*What is required*.
Look through the entries below and report how many lines hold the string "Virittäjä". Only the number is wanted.

*Available records*.
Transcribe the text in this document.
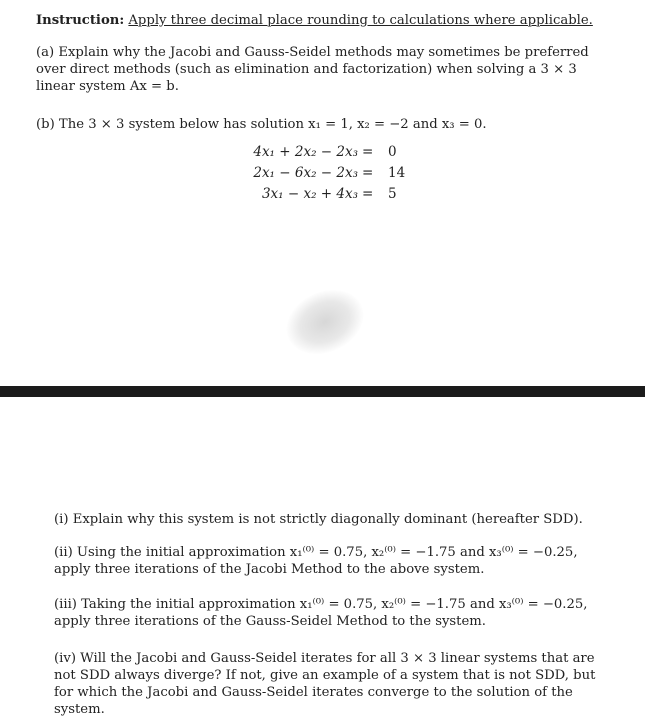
Instruction: Apply three decimal place rounding to calculations where applicable.
(a) Explain why the Jacobi and Gauss-Seidel methods may sometimes be preferred over direct methods (such as elimination and factorization) when solving a 3 × 3 linear system Ax = b.
(b) The 3 × 3 system below has solution x₁ = 1, x₂ = −2 and x₃ = 0.
4x₁ + 2x₂ − 2x₃
2x₁ − 6x₂ − 2x₃
3x₁ − x₂ + 4x₃
= 0
= 14
= 5
(i) Explain why this system is not strictly diagonally dominant (hereafter SDD).
(ii) Using the initial approximation x₁⁽⁰⁾ = 0.75, x₂⁽⁰⁾ = −1.75 and x₃⁽⁰⁾ = −0.25, apply three iterations of the Jacobi Method to the above system.
(iii) Taking the initial approximation x₁⁽⁰⁾ = 0.75, x₂⁽⁰⁾ = −1.75 and x₃⁽⁰⁾ = −0.25, apply three iterations of the Gauss-Seidel Method to the system.
(iv) Will the Jacobi and Gauss-Seidel iterates for all 3 × 3 linear systems that are not SDD always diverge? If not, give an example of a system that is not SDD, but for which the Jacobi and Gauss-Seidel iterates converge to the solution of the system.
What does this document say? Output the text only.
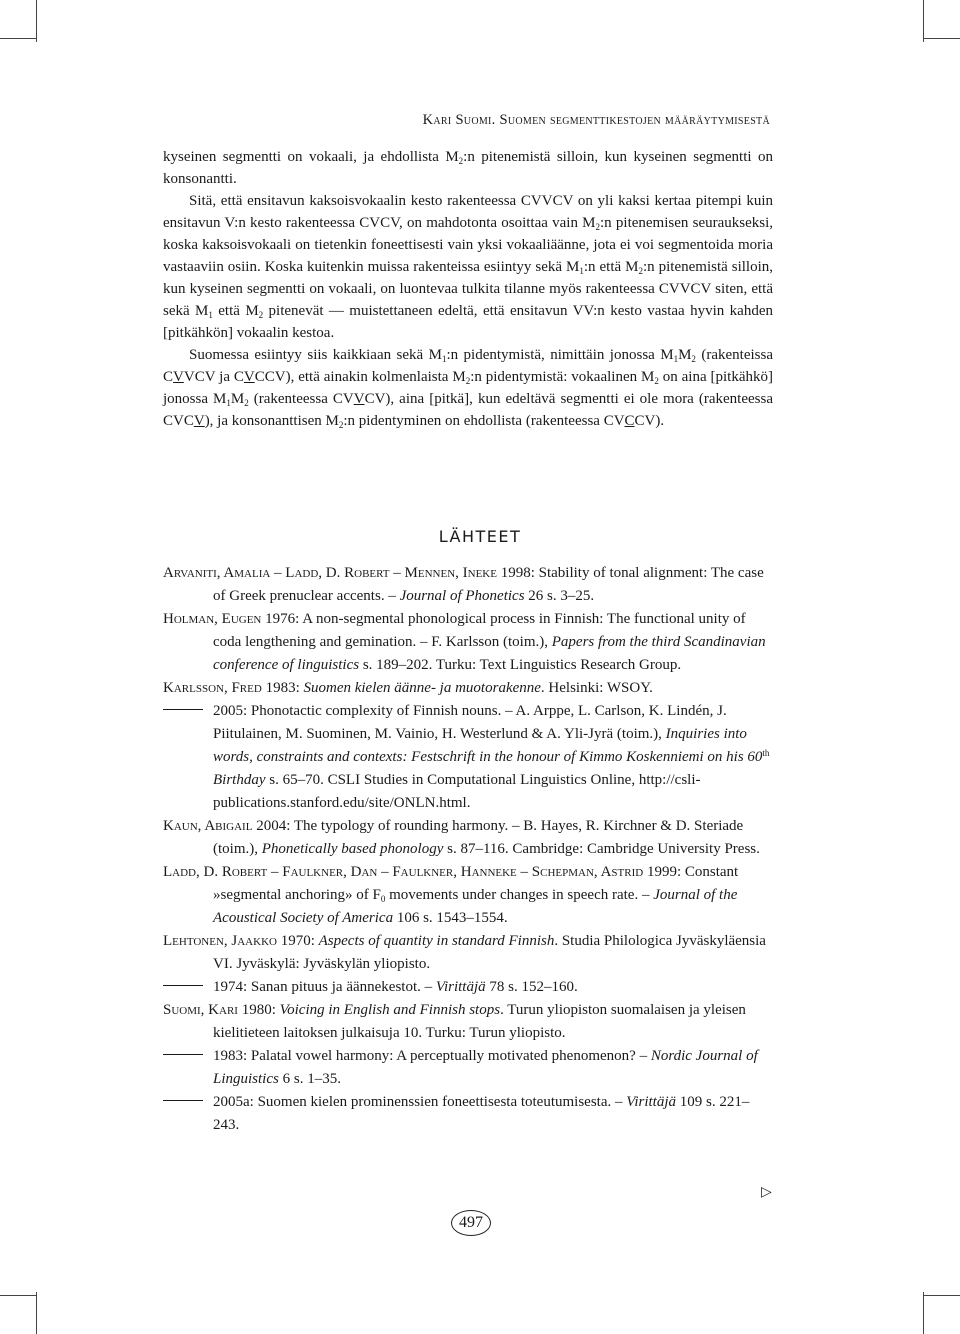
Kari Suomi. Suomen segmenttikestojen määräytymisestä

kyseinen segmentti on vokaali, ja ehdollista $M_2:n$ pitenemistä silloin, kun kyseinen segmentti on konsonantti.

Sitä, että ensitavun kaksoisvokaalin kesto rakenteessa CVVCV on yli kaksi kertaa pitempi kuin ensitavun V:n kesto rakenteessa CVCV, on mahdotonta osoittaa vain $M_2:n$ pitenemisen seuraukseksi, koska kaksoisvokaali on tietenkin foneettisesti vain yksi vokaaliäänne, jota ei voi segmentoida moria vastaaviin osiin. Koska kuitenkin muissa rakenteissa esiintyy sekä $M_1:n$ että $M_2:n$ pitenemistä silloin, kun kyseinen segmentti on vokaali, on luontevaa tulkita tilanne myös rakenteessa CVVCV siten, että sekä $M_1$ että $M_2$ pitenevät — muistettaneen edeltä, että ensitavun VV:n kesto vastaa hyvin kahden [pitkähkön] vokaalin kestoa.

Suomessa esiintyy siis kaikkiaan sekä $M_1:n$ pidentymistä, nimittäin jonossa $M_1M_2$ (rakenteissa CVVCV ja CVCCV), että ainakin kolmenlaista $M_2:n$ pidentymistä: vokaalinen $M_2$ on aina [pitkähkö] jonossa $M_1M_2$ (rakenteessa CVVCV), aina [pitkä], kun edeltävä segmentti ei ole mora (rakenteessa CVCV), ja konsonanttisen $M_2:n$ pidentyminen on ehdollista (rakenteessa CVCCV).

LÄHTEET

Arvaniti, Amalia – Ladd, D. Robert – Mennen, Ineke 1998: Stability of tonal alignment: The case of Greek prenuclear accents. – Journal of Phonetics 26 s. 3–25.

Holman, Eugen 1976: A non-segmental phonological process in Finnish: The functional unity of coda lengthening and gemination. – F. Karlsson (toim.), Papers from the third Scandinavian conference of linguistics s. 189–202. Turku: Text Linguistics Research Group.

Karlsson, Fred 1983: Suomen kielen äänne- ja muotorakenne. Helsinki: WSOY.

2005: Phonotactic complexity of Finnish nouns. – A. Arppe, L. Carlson, K. Lindén, J. Piitulainen, M. Suominen, M. Vainio, H. Westerlund & A. Yli-Jyrä (toim.), Inquiries into words, constraints and contexts: Festschrift in the honour of Kimmo Koskenniemi on his 60th Birthday s. 65–70. CSLI Studies in Computational Linguistics Online, http://csli-publications.stanford.edu/site/ONLN.html.

Kaun, Abigail 2004: The typology of rounding harmony. – B. Hayes, R. Kirchner & D. Steriade (toim.), Phonetically based phonology s. 87–116. Cambridge: Cambridge University Press.

Ladd, D. Robert – Faulkner, Dan – Faulkner, Hanneke – Schepman, Astrid 1999: Constant »segmental anchoring» of $F_0$ movements under changes in speech rate. – Journal of the Acoustical Society of America 106 s. 1543–1554.

Lehtonen, Jaakko 1970: Aspects of quantity in standard Finnish. Studia Philologica Jyväskyläensia VI. Jyväskylä: Jyväskylän yliopisto.

1974: Sanan pituus ja äännekestot. – Virittäjä 78 s. 152–160.

Suomi, Kari 1980: Voicing in English and Finnish stops. Turun yliopiston suomalaisen ja yleisen kielitieteen laitoksen julkaisuja 10. Turku: Turun yliopisto.

1983: Palatal vowel harmony: A perceptually motivated phenomenon? – Nordic Journal of Linguistics 6 s. 1–35.

2005a: Suomen kielen prominenssien foneettisesta toteutumisesta. – Virittäjä 109 s. 221–243.

▷
497
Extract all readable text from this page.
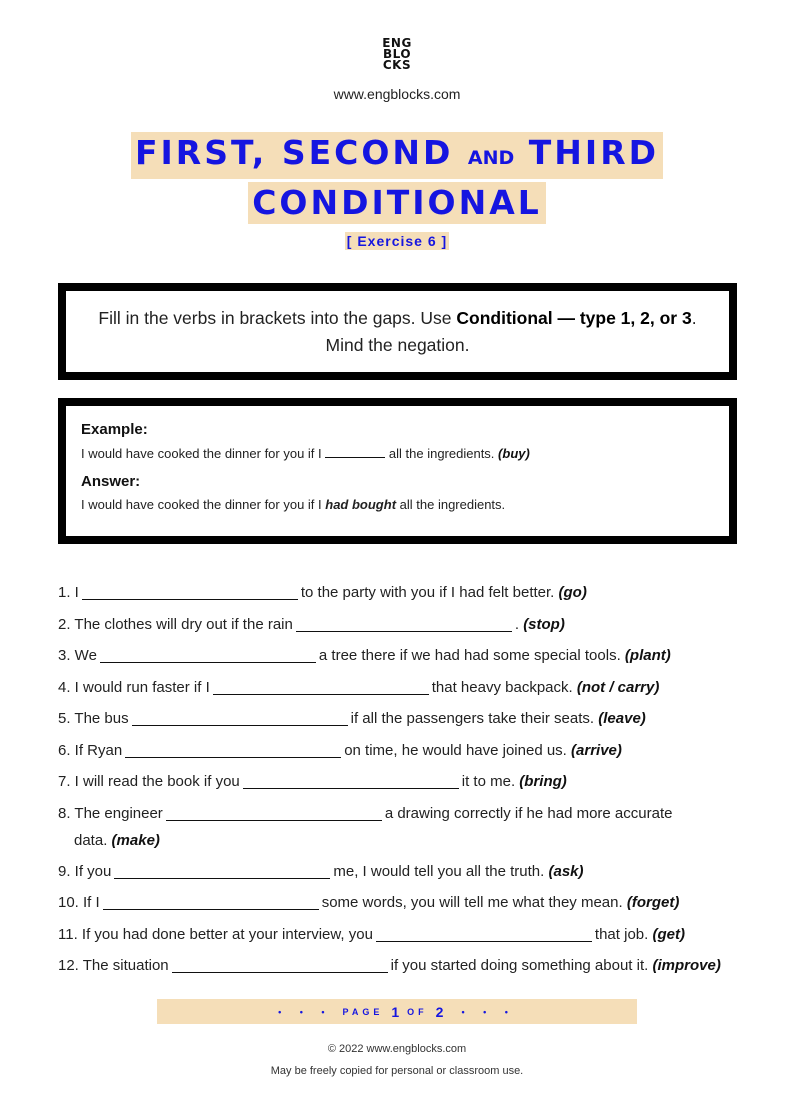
ENG
BLO
CKS
www.engblocks.com
FIRST, SECOND AND THIRD
CONDITIONAL
[ Exercise 6 ]
Fill in the verbs in brackets into the gaps. Use Conditional — type 1, 2, or 3. Mind the negation.
Example:
I would have cooked the dinner for you if I	all the ingredients. (buy)
Answer:
I would have cooked the dinner for you if I had bought all the ingredients.
1. I	to the party with you if I had felt better. (go)
2. The clothes will dry out if the rain	. (stop)
3. We	a tree there if we had had some special tools. (plant)
4. I would run faster if I	that heavy backpack. (not / carry)
5. The bus	if all the passengers take their seats. (leave)
6. If Ryan	on time, he would have joined us. (arrive)
7. I will read the book if you	it to me. (bring)
8. The engineer	a drawing correctly if he had more accurate
data. (make)
9. If you	me, I would tell you all the truth. (ask)
10. If I	some words, you will tell me what they mean. (forget)
11. If you had done better at your interview, you	that job. (get)
12. The situation	if you started doing something about it. (improve)
• • • PAGE 1 OF 2 • • •
© 2022 www.engblocks.com
May be freely copied for personal or classroom use.
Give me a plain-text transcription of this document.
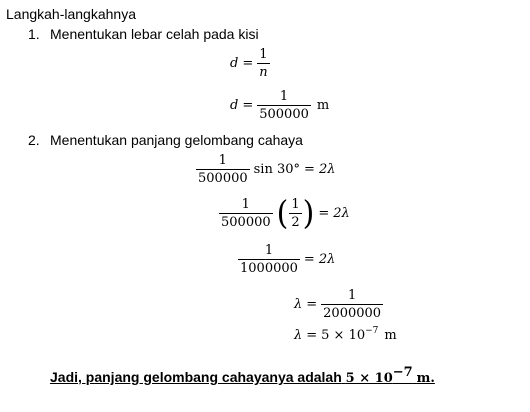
Langkah-langkahnya
1. Menentukan lebar celah pada kisi
$d = \frac{1}{n}$
$d = \frac{1}{500000}$ m
2. Menentukan panjang gelombang cahaya
$\frac{1}{500000}$ sin 30° = 2λ
$\frac{1}{500000}$ ( $\frac{1}{2}$ ) = 2λ
$\frac{1}{1000000} = 2\lambda$
$\lambda = \frac{1}{2000000}$
$\lambda = 5 \times 10^{-7}$ m
Jadi, panjang gelombang cahayanya adalah 5 × 10−7 m.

*Result*.
2